=== Aim ===
Restate the entries word for word, omitting nothing.

=== Working data ===
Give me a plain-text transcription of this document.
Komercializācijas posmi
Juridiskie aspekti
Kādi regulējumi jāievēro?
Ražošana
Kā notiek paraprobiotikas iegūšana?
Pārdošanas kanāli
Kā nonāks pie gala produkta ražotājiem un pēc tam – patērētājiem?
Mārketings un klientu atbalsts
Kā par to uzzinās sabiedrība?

=== Solution ===
Give me a plain-text transcription of this document.
Komercializācijas posmi
Juridiskie aspekti
Kādi regulējumi jāievēro?
Ražošana
Kā notiek paraprobiotikas iegūšana?
Pārdošanas kanāli
Kā nonāks pie gala produkta ražotājiem un pēc tam – patērētājiem?
Mārketings un klientu atbalsts
Kā par to uzzinās sabiedrība?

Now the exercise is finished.